**Exercise**. Nothing may be dropped or altered: reproduce all the data.

**Supplied information**.
— Begin —
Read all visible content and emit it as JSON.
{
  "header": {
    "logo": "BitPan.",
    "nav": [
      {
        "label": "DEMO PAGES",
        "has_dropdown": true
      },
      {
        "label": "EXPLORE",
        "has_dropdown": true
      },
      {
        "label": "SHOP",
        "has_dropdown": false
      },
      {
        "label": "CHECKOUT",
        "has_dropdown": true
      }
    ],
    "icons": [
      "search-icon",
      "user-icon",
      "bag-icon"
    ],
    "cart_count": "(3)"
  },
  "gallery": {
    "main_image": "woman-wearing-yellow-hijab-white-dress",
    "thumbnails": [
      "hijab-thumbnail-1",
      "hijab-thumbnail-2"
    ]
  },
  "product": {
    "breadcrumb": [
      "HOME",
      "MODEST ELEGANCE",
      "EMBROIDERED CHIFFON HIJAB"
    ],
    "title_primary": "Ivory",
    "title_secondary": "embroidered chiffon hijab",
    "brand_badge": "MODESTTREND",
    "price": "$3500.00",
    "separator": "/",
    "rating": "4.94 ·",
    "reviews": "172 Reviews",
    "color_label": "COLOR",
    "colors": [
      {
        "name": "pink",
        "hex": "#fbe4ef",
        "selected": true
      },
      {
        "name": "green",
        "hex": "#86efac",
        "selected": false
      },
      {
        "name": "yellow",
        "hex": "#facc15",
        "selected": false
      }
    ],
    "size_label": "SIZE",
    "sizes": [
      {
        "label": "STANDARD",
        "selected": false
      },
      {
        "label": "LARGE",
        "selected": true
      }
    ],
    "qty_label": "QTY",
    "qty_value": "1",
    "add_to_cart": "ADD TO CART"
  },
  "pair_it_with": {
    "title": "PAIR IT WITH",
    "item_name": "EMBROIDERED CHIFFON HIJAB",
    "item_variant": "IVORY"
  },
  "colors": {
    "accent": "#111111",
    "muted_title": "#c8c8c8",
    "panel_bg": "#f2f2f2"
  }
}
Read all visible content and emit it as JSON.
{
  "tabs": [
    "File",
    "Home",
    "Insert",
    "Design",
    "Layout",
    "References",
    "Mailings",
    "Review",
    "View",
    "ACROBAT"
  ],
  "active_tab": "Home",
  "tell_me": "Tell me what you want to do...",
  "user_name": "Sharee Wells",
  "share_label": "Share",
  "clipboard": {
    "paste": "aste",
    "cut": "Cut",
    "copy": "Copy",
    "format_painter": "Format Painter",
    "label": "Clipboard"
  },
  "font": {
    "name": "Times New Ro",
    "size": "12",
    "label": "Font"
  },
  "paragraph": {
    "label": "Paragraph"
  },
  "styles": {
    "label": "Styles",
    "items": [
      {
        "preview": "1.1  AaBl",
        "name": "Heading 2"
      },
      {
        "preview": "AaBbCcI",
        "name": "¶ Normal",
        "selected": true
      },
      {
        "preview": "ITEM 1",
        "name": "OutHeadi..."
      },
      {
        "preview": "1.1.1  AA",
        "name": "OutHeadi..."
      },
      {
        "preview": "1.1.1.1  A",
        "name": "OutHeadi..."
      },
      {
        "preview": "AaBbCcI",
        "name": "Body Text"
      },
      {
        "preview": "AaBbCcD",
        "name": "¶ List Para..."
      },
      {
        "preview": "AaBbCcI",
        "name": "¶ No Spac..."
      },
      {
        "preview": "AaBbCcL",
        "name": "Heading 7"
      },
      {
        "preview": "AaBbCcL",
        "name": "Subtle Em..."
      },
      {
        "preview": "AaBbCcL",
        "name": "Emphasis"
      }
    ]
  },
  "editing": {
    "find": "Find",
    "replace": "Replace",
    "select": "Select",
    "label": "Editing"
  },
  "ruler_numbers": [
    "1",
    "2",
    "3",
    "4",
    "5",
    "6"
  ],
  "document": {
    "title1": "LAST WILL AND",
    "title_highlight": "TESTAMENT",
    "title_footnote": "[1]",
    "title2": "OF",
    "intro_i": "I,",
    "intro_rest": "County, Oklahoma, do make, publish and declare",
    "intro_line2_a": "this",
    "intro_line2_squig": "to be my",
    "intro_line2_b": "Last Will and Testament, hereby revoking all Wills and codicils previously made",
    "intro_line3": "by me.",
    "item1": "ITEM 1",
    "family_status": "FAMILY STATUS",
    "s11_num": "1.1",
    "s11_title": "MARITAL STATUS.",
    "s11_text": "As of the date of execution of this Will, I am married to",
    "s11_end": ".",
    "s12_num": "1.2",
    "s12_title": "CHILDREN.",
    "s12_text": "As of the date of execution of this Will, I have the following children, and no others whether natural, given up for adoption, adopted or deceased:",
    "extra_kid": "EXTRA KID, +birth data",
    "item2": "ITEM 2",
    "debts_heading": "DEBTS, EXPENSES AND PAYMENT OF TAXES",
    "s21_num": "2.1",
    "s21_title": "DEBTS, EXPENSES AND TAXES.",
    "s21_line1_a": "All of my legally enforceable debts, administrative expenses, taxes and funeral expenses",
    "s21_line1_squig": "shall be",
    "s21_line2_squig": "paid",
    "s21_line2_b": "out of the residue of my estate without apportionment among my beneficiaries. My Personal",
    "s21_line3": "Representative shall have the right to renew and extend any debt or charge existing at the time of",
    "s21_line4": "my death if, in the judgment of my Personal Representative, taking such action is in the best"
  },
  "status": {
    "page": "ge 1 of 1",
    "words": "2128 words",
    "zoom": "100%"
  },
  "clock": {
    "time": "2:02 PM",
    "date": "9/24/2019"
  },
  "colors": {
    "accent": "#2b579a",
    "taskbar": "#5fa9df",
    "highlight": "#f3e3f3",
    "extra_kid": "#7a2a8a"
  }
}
— End —
**In response**.
Read all visible content and emit it as JSON.
{
  "header": {
    "logo": "BitPan.",
    "nav": [
      {
        "label": "DEMO PAGES",
        "has_dropdown": true
      },
      {
        "label": "EXPLORE",
        "has_dropdown": true
      },
      {
        "label": "SHOP",
        "has_dropdown": false
      },
      {
        "label": "CHECKOUT",
        "has_dropdown": true
      }
    ],
    "icons": [
      "search-icon",
      "user-icon",
      "bag-icon"
    ],
    "cart_count": "(3)"
  },
  "gallery": {
    "main_image": "woman-wearing-yellow-hijab-white-dress",
    "thumbnails": [
      "hijab-thumbnail-1",
      "hijab-thumbnail-2"
    ]
  },
  "product": {
    "breadcrumb": [
      "HOME",
      "MODEST ELEGANCE",
      "EMBROIDERED CHIFFON HIJAB"
    ],
    "title_primary": "Ivory",
    "title_secondary": "embroidered chiffon hijab",
    "brand_badge": "MODESTTREND",
    "price": "$3500.00",
    "separator": "/",
    "rating": "4.94 ·",
    "reviews": "172 Reviews",
    "color_label": "COLOR",
    "colors": [
      {
        "name": "pink",
        "hex": "#fbe4ef",
        "selected": true
      },
      {
        "name": "green",
        "hex": "#86efac",
        "selected": false
      },
      {
        "name": "yellow",
        "hex": "#facc15",
        "selected": false
      }
    ],
    "size_label": "SIZE",
    "sizes": [
      {
        "label": "STANDARD",
        "selected": false
      },
      {
        "label": "LARGE",
        "selected": true
      }
    ],
    "qty_label": "QTY",
    "qty_value": "1",
    "add_to_cart": "ADD TO CART"
  },
  "pair_it_with": {
    "title": "PAIR IT WITH",
    "item_name": "EMBROIDERED CHIFFON HIJAB",
    "item_variant": "IVORY"
  },
  "colors": {
    "accent": "#111111",
    "muted_title": "#c8c8c8",
    "panel_bg": "#f2f2f2"
  }
}
Read all visible content and emit it as JSON.
{
  "tabs": [
    "File",
    "Home",
    "Insert",
    "Design",
    "Layout",
    "References",
    "Mailings",
    "Review",
    "View",
    "ACROBAT"
  ],
  "active_tab": "Home",
  "tell_me": "Tell me what you want to do...",
  "user_name": "Sharee Wells",
  "share_label": "Share",
  "clipboard": {
    "paste": "aste",
    "cut": "Cut",
    "copy": "Copy",
    "format_painter": "Format Painter",
    "label": "Clipboard"
  },
  "font": {
    "name": "Times New Ro",
    "size": "12",
    "label": "Font"
  },
  "paragraph": {
    "label": "Paragraph"
  },
  "styles": {
    "label": "Styles",
    "items": [
      {
        "preview": "1.1  AaBl",
        "name": "Heading 2"
      },
      {
        "preview": "AaBbCcI",
        "name": "¶ Normal",
        "selected": true
      },
      {
        "preview": "ITEM 1",
        "name": "OutHeadi..."
      },
      {
        "preview": "1.1.1  AA",
        "name": "OutHeadi..."
      },
      {
        "preview": "1.1.1.1  A",
        "name": "OutHeadi..."
      },
      {
        "preview": "AaBbCcI",
        "name": "Body Text"
      },
      {
        "preview": "AaBbCcD",
        "name": "¶ List Para..."
      },
      {
        "preview": "AaBbCcI",
        "name": "¶ No Spac..."
      },
      {
        "preview": "AaBbCcL",
        "name": "Heading 7"
      },
      {
        "preview": "AaBbCcL",
        "name": "Subtle Em..."
      },
      {
        "preview": "AaBbCcL",
        "name": "Emphasis"
      }
    ]
  },
  "editing": {
    "find": "Find",
    "replace": "Replace",
    "select": "Select",
    "label": "Editing"
  },
  "ruler_numbers": [
    "1",
    "2",
    "3",
    "4",
    "5",
    "6"
  ],
  "document": {
    "title1": "LAST WILL AND",
    "title_highlight": "TESTAMENT",
    "title_footnote": "[1]",
    "title2": "OF",
    "intro_i": "I,",
    "intro_rest": "County, Oklahoma, do make, publish and declare",
    "intro_line2_a": "this",
    "intro_line2_squig": "to be my",
    "intro_line2_b": "Last Will and Testament, hereby revoking all Wills and codicils previously made",
    "intro_line3": "by me.",
    "item1": "ITEM 1",
    "family_status": "FAMILY STATUS",
    "s11_num": "1.1",
    "s11_title": "MARITAL STATUS.",
    "s11_text": "As of the date of execution of this Will, I am married to",
    "s11_end": ".",
    "s12_num": "1.2",
    "s12_title": "CHILDREN.",
    "s12_text": "As of the date of execution of this Will, I have the following children, and no others whether natural, given up for adoption, adopted or deceased:",
    "extra_kid": "EXTRA KID, +birth data",
    "item2": "ITEM 2",
    "debts_heading": "DEBTS, EXPENSES AND PAYMENT OF TAXES",
    "s21_num": "2.1",
    "s21_title": "DEBTS, EXPENSES AND TAXES.",
    "s21_line1_a": "All of my legally enforceable debts, administrative expenses, taxes and funeral expenses",
    "s21_line1_squig": "shall be",
    "s21_line2_squig": "paid",
    "s21_line2_b": "out of the residue of my estate without apportionment among my beneficiaries. My Personal",
    "s21_line3": "Representative shall have the right to renew and extend any debt or charge existing at the time of",
    "s21_line4": "my death if, in the judgment of my Personal Representative, taking such action is in the best"
  },
  "status": {
    "page": "ge 1 of 1",
    "words": "2128 words",
    "zoom": "100%"
  },
  "clock": {
    "time": "2:02 PM",
    "date": "9/24/2019"
  },
  "colors": {
    "accent": "#2b579a",
    "taskbar": "#5fa9df",
    "highlight": "#f3e3f3",
    "extra_kid": "#7a2a8a"
  }
}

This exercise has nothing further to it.